Task statement — Format the lines of the material from the one containing "plus-icon: + — [77, 104, 103, 139]" through the one containing "quick-email-label: ارسال سریع" as a JSON list of strings, one string per line, with blank lines left out.

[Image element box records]
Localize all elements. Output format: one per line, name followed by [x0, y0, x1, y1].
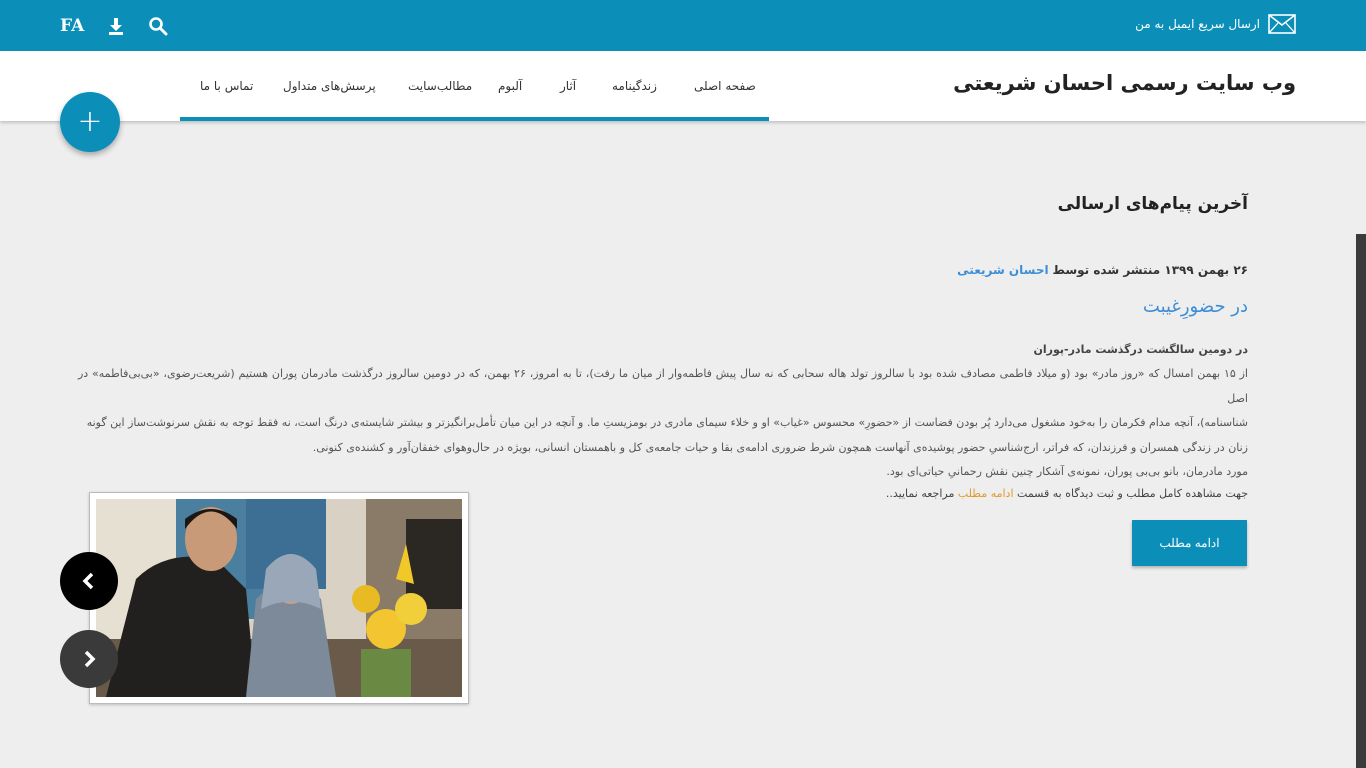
plus-icon: + — [77, 104, 103, 139]
top-tools: FA — [60, 0, 168, 51]
nav-item-home[interactable]: صفحه اصلی — [694, 79, 756, 93]
download-icon[interactable] — [106, 16, 126, 36]
main-nav: صفحه اصلی زندگینامه آثار آلبوم مطالب‌سای… — [180, 51, 769, 121]
mail-icon — [1268, 14, 1296, 34]
carousel-next-button[interactable] — [60, 630, 118, 688]
photo-image — [96, 499, 462, 697]
readmore-prefix: جهت مشاهده کامل مطلب و ثبت دیدگاه به قسم… — [1017, 487, 1248, 500]
nav-item-contact[interactable]: تماس با ما — [200, 79, 253, 93]
readmore-suffix: مراجعه نمایید.. — [885, 487, 955, 500]
excerpt-line: زنان در زندگی همسران و فرزندان، که فراتر… — [312, 440, 1248, 454]
chevron-left-icon — [82, 572, 94, 590]
nav-item-faq[interactable]: پرسش‌های متداول — [283, 79, 376, 93]
language-toggle[interactable]: FA — [60, 16, 84, 36]
quick-email-label: ارسال سریع ایمیل به من — [1135, 17, 1260, 31]
readmore-note: جهت مشاهده کامل مطلب و ثبت دیدگاه به قسم… — [886, 487, 1248, 500]
site-title[interactable]: وب سایت رسمی احسان شریعتی — [953, 71, 1296, 95]
post-author-link[interactable]: احسان شریعتی — [957, 263, 1048, 277]
excerpt-line: شناسنامه)، آنچه مدام فکرمان را به‌خود مش… — [86, 416, 1248, 429]
scrollbar[interactable] — [1356, 234, 1366, 768]
quick-email-link[interactable]: ارسال سریع ایمیل به من — [1135, 14, 1296, 34]
search-icon[interactable] — [148, 16, 168, 36]
readmore-button[interactable]: ادامه مطلب — [1132, 520, 1247, 566]
nav-item-biography[interactable]: زندگینامه — [612, 79, 657, 93]
post-title[interactable]: در حضورِغیبت — [1143, 296, 1248, 317]
post-meta: ۲۶ بهمن ۱۳۹۹ منتشر شده توسط احسان شریعتی — [957, 263, 1248, 277]
readmore-inline-link[interactable]: ادامه مطلب — [958, 487, 1014, 500]
section-title: آخرین پیام‌های ارسالی — [1057, 194, 1248, 214]
post-photo[interactable] — [89, 492, 469, 704]
nav-item-site-posts[interactable]: مطالب‌سایت — [408, 79, 472, 93]
chevron-right-icon — [84, 650, 96, 668]
excerpt-line: مورد مادرمان، بانو بی‌بی پوران، نمونه‌ی … — [886, 465, 1248, 478]
nav-item-works[interactable]: آثار — [560, 79, 576, 93]
post-subtitle: در دومین سالگشت درگذشت مادر-پوران — [1033, 343, 1248, 356]
add-button[interactable]: + — [60, 92, 120, 152]
nav-item-album[interactable]: آلبوم — [498, 79, 522, 93]
carousel-prev-button[interactable] — [60, 552, 118, 610]
site-header: وب سایت رسمی احسان شریعتی صفحه اصلی زندگ… — [0, 51, 1366, 121]
post-excerpt: از ۱۵ بهمن امسال که «روز مادر» بود (و می… — [78, 362, 1248, 485]
excerpt-line: از ۱۵ بهمن امسال که «روز مادر» بود (و می… — [78, 367, 1248, 405]
top-bar: FA ارسال سریع ایمیل به من — [0, 0, 1366, 51]
post-date: ۲۶ بهمن ۱۳۹۹ منتشر شده توسط — [1052, 263, 1248, 277]
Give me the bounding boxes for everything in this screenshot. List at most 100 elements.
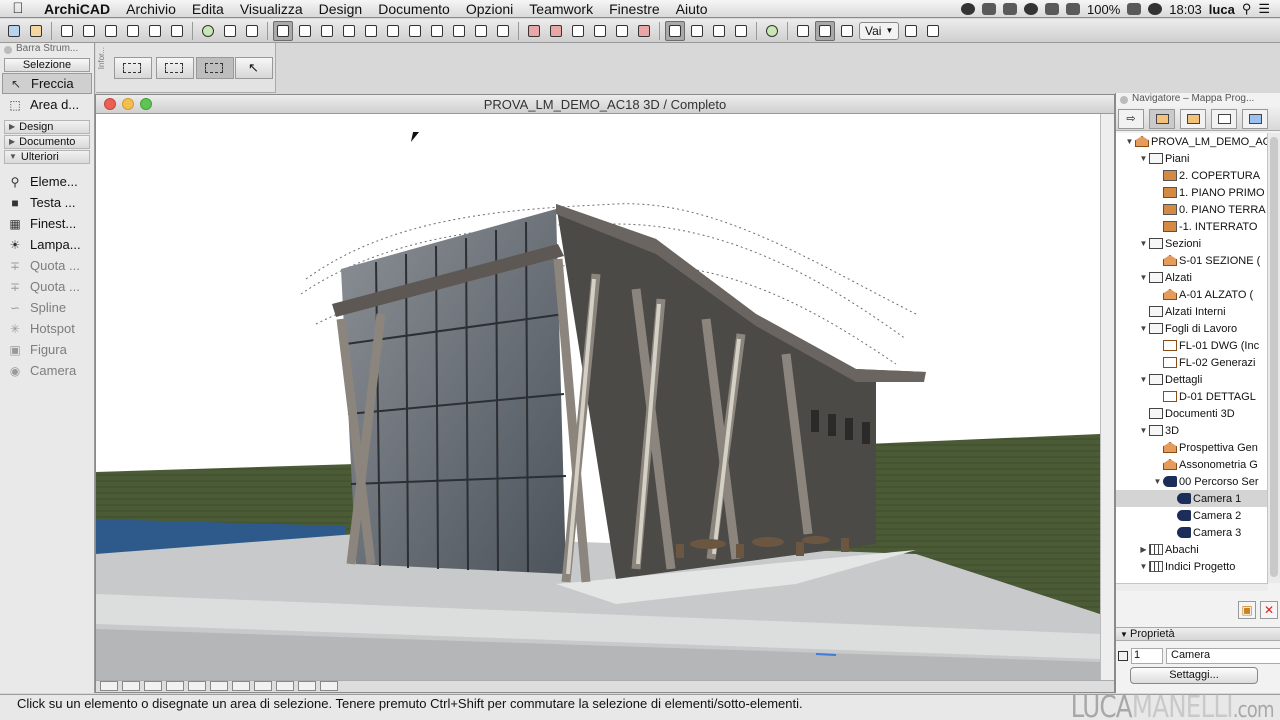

Result for this exercise —
[
  "plus-icon: + — [77, 104, 103, 139]",
  "top-tools: FA — [60, 0, 168, 51]",
  "nav-item-home[interactable]: صفحه اصلی — [694, 79, 756, 93]",
  "download-icon[interactable] — [106, 16, 126, 36]",
  "main-nav: صفحه اصلی زندگینامه آثار آلبوم مطالب‌سای… — [180, 51, 769, 121]",
  "mail-icon — [1268, 14, 1296, 34]",
  "carousel-next-button[interactable] — [60, 630, 118, 688]",
  "photo-image — [96, 499, 462, 697]",
  "readmore-prefix: جهت مشاهده کامل مطلب و ثبت دیدگاه به قسم… — [1017, 487, 1248, 500]",
  "nav-item-contact[interactable]: تماس با ما — [200, 79, 253, 93]",
  "readmore-suffix: مراجعه نمایید.. — [885, 487, 955, 500]",
  "excerpt-line: زنان در زندگی همسران و فرزندان، که فراتر… — [312, 440, 1248, 454]",
  "chevron-left-icon — [82, 572, 94, 590]",
  "nav-item-faq[interactable]: پرسش‌های متداول — [283, 79, 376, 93]",
  "language-toggle[interactable]: FA — [60, 16, 84, 36]",
  "quick-email-label: ارسال سریع ایمیل به من — [1135, 17, 1260, 31]"
]